WHAT THE TASK REQUIRES = From the entries provided below, copy each line that contains the word "title".

============================================================

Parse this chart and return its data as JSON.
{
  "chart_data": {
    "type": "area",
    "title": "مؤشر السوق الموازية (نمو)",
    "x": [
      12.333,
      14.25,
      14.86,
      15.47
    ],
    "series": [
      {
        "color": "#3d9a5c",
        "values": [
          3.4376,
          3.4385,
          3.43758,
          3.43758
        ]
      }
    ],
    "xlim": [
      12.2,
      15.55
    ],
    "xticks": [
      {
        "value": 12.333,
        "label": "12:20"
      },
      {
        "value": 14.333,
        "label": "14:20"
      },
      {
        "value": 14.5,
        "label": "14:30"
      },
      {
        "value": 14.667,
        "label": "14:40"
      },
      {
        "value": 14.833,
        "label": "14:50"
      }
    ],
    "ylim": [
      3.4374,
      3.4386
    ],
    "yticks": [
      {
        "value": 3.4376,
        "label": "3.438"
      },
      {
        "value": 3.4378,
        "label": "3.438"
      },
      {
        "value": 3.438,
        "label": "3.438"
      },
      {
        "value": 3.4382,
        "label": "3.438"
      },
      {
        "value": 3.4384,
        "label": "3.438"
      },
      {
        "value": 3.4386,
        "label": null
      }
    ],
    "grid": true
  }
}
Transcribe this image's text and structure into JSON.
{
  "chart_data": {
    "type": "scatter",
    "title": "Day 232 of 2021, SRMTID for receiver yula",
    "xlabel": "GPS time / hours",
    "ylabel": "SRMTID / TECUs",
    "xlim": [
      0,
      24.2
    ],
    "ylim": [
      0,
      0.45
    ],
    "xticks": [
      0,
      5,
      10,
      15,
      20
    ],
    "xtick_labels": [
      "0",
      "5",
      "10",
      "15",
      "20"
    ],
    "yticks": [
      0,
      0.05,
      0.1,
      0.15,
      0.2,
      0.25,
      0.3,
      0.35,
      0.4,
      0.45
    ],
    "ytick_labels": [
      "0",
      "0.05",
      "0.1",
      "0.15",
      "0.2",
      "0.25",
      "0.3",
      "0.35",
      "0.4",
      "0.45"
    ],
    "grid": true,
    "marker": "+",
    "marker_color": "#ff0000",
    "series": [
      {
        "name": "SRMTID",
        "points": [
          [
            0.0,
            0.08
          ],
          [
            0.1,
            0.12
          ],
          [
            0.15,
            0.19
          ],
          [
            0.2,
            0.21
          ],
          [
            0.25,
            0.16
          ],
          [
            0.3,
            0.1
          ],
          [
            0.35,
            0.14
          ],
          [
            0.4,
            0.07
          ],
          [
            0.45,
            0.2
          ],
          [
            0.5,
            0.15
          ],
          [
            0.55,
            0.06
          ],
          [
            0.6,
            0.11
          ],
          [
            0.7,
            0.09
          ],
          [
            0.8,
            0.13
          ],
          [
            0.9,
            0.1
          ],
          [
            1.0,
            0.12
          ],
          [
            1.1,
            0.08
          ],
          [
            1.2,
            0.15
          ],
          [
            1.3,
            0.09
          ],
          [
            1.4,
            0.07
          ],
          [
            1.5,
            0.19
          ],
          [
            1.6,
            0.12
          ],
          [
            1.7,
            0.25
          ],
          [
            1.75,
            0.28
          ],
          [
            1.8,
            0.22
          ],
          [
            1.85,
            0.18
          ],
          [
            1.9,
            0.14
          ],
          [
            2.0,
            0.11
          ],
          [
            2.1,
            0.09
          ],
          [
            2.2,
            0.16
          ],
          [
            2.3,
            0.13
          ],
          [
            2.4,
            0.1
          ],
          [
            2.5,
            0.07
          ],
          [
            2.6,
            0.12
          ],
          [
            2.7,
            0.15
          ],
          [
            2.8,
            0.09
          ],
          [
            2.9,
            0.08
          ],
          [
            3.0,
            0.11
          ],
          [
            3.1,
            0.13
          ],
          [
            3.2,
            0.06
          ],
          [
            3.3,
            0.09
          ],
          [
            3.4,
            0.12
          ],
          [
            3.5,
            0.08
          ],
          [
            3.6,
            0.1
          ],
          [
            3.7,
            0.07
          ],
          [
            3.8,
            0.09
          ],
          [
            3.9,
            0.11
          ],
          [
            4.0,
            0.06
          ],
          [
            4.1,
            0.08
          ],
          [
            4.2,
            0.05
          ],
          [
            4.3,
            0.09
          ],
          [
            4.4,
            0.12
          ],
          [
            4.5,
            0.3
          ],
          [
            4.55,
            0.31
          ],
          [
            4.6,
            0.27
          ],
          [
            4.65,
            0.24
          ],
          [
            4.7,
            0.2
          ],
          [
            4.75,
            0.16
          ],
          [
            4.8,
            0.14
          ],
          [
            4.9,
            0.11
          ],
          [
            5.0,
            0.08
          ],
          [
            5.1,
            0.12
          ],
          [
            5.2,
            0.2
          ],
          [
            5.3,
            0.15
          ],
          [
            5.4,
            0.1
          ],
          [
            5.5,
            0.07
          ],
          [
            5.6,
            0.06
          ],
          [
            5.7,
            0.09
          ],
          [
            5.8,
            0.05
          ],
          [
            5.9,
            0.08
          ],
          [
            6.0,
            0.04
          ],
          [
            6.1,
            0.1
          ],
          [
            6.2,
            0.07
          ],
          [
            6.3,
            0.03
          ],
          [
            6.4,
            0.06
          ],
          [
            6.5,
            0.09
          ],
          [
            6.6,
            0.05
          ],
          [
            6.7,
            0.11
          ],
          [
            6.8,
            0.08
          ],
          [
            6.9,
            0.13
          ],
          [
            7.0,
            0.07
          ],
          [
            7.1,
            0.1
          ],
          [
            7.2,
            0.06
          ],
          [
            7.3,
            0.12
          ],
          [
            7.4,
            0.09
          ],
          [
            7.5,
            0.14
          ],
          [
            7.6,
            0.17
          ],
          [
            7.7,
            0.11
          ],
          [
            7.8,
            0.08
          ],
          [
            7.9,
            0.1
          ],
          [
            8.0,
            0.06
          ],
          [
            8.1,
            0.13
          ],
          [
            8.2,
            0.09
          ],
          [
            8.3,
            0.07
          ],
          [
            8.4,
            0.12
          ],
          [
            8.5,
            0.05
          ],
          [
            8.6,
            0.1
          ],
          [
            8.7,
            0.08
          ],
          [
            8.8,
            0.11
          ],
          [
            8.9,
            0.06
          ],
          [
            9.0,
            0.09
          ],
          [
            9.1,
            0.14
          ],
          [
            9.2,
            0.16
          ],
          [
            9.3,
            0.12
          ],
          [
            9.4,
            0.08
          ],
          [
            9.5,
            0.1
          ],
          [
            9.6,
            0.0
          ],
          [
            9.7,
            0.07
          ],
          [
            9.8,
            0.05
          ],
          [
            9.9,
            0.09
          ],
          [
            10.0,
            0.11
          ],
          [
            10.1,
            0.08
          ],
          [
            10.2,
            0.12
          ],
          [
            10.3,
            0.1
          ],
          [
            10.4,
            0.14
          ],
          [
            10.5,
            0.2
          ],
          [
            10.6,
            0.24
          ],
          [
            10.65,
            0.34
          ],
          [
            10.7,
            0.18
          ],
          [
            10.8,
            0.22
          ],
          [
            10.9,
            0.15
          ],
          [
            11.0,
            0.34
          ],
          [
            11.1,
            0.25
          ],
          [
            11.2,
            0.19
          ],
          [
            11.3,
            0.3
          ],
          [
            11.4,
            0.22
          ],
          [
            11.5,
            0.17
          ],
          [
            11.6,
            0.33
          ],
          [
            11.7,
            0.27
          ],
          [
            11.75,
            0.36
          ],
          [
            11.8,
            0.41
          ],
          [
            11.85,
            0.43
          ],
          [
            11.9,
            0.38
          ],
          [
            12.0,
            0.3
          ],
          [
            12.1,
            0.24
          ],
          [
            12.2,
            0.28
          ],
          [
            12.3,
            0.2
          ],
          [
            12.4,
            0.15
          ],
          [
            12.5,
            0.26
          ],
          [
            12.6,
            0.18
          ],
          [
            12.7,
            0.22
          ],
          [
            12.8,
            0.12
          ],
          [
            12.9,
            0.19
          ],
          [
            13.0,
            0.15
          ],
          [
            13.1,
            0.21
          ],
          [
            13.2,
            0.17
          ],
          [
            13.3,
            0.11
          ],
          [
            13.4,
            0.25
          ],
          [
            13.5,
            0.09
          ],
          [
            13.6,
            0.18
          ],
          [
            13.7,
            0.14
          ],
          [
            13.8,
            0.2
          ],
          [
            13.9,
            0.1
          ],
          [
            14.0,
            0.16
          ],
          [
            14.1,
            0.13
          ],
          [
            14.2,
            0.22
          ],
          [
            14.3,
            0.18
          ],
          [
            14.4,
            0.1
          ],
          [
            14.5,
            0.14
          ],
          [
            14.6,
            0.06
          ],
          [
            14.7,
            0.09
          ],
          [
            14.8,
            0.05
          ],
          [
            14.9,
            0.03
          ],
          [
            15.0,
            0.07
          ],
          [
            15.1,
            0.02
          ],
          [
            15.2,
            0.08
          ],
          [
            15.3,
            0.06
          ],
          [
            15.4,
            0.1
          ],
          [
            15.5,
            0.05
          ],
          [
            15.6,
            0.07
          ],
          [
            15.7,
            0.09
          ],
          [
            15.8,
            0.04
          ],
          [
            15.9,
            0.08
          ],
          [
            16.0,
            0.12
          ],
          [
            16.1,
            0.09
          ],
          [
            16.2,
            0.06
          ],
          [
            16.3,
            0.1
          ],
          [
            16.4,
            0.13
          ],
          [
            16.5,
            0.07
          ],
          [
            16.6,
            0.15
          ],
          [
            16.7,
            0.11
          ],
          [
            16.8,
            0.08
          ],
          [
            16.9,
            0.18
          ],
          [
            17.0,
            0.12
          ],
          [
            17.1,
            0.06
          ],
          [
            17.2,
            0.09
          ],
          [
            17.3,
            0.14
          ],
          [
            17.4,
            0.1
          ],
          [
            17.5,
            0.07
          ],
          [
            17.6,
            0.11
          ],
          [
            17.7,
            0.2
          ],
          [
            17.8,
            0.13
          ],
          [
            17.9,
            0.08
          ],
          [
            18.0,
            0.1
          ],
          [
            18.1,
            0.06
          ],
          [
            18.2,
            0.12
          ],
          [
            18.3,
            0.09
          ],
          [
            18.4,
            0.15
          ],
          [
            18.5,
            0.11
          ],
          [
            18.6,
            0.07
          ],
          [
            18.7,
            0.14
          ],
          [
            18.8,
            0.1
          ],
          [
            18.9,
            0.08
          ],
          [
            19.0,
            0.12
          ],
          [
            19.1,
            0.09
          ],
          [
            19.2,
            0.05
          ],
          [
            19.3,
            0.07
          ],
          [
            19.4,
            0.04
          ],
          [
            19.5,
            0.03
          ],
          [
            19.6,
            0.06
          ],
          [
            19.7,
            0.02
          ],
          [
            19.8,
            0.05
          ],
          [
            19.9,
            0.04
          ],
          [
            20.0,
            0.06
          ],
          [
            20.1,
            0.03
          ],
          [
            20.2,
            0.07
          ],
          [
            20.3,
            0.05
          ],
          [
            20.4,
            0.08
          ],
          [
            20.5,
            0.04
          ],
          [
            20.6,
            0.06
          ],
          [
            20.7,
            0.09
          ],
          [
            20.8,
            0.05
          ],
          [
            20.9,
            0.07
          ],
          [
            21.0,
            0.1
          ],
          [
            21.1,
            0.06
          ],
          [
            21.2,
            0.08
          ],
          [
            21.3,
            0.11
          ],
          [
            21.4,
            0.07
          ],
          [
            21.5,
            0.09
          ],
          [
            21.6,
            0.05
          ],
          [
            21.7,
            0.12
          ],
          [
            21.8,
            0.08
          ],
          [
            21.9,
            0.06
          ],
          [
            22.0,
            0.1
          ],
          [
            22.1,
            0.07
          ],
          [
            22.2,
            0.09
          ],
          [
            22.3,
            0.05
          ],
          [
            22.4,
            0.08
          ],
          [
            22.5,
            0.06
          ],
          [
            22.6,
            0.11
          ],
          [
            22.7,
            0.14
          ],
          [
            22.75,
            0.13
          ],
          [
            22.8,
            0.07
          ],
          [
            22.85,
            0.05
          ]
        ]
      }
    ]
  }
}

============================================================

COMPLETE ANSWER =
    "title": "مؤشر السوق الموازية (نمو)",
    "title": "Day 232 of 2021, SRMTID for receiver yula",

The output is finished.